> _Entries giving item positions_

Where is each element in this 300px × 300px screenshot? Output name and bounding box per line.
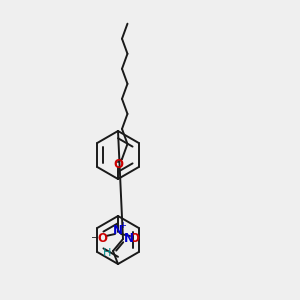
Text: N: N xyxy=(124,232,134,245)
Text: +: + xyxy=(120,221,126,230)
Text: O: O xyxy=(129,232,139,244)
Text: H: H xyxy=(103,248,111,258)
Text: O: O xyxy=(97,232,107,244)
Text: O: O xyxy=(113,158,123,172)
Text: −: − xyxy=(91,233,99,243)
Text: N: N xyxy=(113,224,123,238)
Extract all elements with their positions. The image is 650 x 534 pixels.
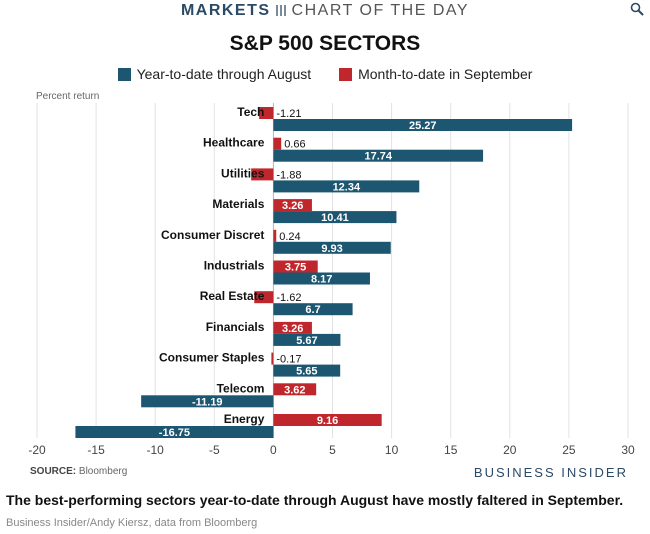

...

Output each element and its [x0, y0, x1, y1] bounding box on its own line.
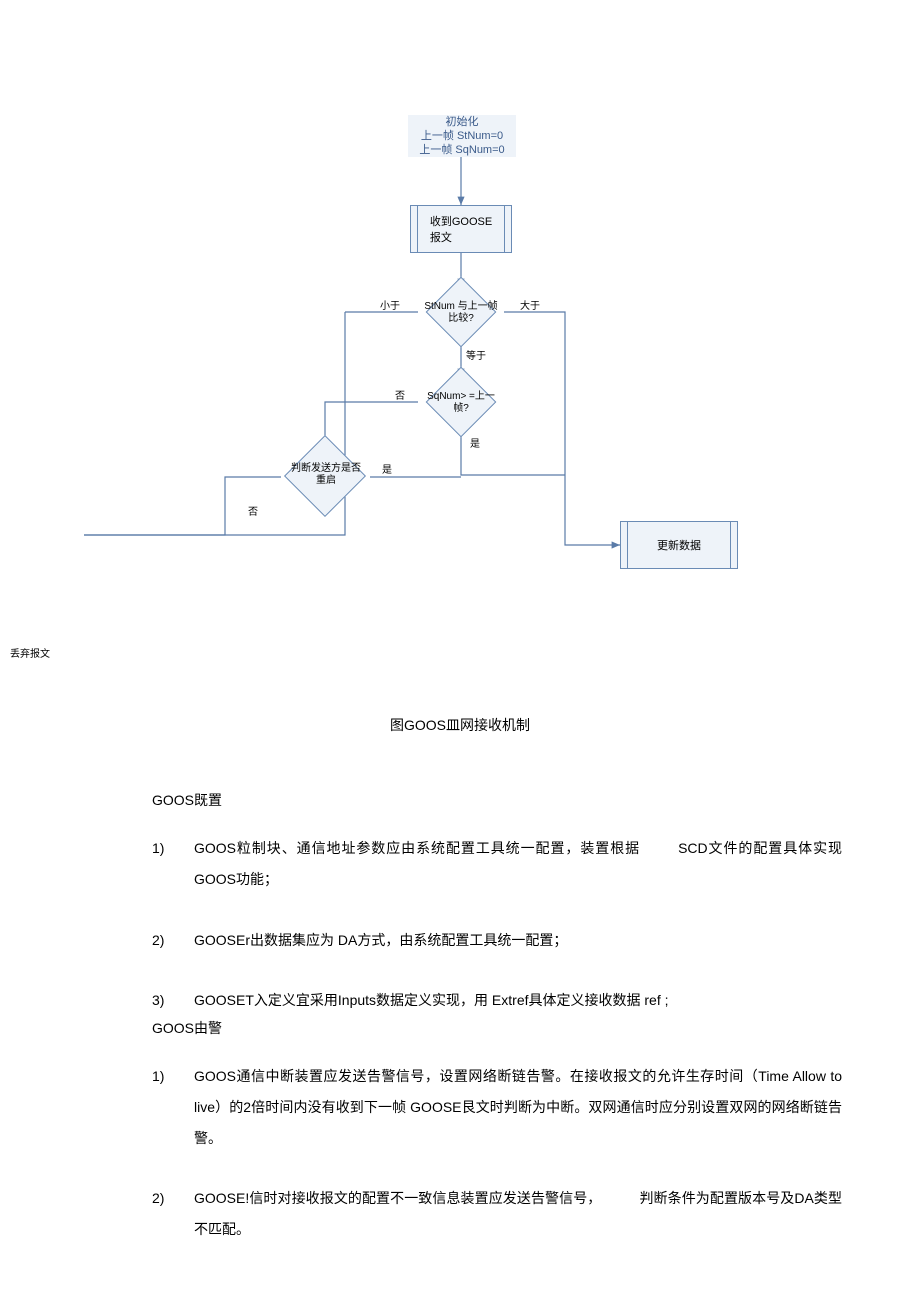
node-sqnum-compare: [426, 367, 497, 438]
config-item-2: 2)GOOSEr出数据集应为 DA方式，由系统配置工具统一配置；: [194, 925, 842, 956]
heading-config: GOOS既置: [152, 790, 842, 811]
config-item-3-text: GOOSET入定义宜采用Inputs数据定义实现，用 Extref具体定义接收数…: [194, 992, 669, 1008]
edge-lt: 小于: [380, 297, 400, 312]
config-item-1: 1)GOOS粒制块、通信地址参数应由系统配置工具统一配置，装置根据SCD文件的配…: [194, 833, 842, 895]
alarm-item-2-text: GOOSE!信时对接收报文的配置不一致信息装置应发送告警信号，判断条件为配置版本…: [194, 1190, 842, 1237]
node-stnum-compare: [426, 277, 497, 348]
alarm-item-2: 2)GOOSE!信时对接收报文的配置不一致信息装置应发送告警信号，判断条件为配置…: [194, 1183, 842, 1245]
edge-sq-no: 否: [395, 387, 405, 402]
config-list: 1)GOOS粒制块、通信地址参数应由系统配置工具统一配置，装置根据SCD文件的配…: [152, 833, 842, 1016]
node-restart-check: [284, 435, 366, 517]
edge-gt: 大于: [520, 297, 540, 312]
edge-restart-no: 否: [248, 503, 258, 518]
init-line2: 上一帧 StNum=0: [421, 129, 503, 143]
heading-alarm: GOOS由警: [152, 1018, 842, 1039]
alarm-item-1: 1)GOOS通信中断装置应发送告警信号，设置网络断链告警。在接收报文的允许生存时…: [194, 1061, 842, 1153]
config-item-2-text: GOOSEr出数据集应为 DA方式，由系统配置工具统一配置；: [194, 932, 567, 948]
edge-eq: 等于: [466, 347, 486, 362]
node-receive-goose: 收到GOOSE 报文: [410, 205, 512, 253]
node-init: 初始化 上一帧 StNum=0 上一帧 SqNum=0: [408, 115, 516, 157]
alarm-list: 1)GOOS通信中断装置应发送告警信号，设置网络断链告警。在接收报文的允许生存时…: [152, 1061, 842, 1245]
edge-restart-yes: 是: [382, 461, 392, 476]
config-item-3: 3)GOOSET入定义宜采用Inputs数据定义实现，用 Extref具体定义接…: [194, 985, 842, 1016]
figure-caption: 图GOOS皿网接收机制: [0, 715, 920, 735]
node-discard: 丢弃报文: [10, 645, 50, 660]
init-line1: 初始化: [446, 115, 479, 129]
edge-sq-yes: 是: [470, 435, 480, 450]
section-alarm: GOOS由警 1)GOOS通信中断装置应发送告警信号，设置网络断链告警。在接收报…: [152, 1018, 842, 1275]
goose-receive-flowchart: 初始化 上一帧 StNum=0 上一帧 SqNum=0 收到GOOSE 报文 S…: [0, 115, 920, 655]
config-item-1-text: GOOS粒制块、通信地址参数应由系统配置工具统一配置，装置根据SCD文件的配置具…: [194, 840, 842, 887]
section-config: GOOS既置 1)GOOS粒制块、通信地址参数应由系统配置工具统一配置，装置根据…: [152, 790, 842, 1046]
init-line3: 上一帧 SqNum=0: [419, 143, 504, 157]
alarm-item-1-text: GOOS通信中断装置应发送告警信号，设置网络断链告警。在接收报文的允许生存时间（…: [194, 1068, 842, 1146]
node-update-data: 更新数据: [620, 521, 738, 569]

> _Work to be completed_
Retype the entries above verbatim, from the line containing "Where is each" through the line containing "Extract all elements", with both of those lines included. Omit the pictures.

> _Problem solution_
Where is each element in this 300px × 300px screenshot? Output name and bounding box per line.
Text: N: N xyxy=(124,232,134,245)
Text: +: + xyxy=(120,221,126,230)
Text: O: O xyxy=(129,232,139,244)
Text: H: H xyxy=(103,248,111,258)
Text: O: O xyxy=(97,232,107,244)
Text: O: O xyxy=(113,158,123,172)
Text: −: − xyxy=(91,233,99,243)
Text: N: N xyxy=(113,224,123,238)
Extract all elements with their positions. The image is 650 x 534 pixels.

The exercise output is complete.